[Start]

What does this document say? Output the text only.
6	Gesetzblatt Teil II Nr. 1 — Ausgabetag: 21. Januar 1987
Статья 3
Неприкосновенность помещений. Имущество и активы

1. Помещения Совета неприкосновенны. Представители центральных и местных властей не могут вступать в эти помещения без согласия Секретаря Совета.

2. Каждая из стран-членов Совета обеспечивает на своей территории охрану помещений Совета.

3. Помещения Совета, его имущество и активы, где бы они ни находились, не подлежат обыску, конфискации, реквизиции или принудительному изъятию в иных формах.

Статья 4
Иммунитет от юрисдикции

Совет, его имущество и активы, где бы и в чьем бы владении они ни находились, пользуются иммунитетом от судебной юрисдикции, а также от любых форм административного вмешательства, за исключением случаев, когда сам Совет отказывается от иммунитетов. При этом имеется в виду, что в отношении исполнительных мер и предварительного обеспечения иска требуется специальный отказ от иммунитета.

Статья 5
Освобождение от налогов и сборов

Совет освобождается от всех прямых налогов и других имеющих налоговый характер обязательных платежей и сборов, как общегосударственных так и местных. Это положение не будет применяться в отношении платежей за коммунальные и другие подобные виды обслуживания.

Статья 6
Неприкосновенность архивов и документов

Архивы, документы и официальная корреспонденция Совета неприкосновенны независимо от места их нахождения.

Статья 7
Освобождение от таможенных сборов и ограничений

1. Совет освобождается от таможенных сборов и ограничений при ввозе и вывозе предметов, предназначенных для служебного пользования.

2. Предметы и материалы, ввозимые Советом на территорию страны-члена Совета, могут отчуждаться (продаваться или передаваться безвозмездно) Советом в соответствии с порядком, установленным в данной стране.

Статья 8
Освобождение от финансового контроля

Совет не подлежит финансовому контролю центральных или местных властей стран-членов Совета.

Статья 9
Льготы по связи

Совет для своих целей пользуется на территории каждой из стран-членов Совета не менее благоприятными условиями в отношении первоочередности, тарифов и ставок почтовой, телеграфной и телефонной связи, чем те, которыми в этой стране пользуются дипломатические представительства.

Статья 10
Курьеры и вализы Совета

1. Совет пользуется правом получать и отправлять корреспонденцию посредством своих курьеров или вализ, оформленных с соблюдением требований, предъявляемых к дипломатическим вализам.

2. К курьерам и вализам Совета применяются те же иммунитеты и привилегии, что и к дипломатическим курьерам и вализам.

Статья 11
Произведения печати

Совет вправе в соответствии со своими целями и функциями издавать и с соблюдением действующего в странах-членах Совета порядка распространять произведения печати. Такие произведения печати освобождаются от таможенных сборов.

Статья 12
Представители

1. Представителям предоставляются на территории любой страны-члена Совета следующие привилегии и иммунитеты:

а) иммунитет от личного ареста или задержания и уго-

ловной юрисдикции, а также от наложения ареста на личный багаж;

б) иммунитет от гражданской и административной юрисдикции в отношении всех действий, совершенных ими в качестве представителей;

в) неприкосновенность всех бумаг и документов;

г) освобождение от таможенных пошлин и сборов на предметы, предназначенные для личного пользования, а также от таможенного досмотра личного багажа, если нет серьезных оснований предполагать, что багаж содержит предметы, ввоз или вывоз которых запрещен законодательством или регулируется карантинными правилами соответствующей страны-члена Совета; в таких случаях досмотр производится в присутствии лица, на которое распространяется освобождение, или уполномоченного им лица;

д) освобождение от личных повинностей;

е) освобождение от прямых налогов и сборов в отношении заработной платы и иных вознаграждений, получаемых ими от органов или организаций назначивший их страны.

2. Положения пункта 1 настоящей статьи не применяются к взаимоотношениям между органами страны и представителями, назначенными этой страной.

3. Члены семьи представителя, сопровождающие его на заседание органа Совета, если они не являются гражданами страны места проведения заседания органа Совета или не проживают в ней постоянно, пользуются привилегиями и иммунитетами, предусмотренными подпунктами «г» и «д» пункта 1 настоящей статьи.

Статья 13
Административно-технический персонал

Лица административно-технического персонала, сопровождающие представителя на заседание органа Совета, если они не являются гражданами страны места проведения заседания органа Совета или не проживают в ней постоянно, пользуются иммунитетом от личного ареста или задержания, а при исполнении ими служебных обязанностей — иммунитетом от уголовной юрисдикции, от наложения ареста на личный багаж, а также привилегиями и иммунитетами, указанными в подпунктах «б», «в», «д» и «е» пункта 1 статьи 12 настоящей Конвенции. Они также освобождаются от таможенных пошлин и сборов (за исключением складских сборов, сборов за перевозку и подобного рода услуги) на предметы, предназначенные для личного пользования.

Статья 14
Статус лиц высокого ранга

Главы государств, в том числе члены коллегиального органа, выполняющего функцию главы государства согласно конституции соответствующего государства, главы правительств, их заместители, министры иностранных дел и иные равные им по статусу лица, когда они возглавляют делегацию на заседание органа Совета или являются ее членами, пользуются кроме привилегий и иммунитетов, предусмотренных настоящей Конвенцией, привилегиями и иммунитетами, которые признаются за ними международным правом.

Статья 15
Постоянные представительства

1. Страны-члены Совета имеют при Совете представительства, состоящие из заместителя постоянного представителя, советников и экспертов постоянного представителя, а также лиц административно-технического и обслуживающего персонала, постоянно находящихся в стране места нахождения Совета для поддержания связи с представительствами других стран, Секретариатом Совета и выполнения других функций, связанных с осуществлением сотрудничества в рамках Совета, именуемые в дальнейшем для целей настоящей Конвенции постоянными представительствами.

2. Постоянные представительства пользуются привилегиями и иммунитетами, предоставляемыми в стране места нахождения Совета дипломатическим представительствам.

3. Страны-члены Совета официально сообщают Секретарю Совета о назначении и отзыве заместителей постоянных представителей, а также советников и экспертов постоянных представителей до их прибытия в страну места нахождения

[End]

== SET PROBLEM ==
Of the lines in this listing, how many contain "прямых"? Reply with the number and nothing more.

== EXERCISE RESULT ==
2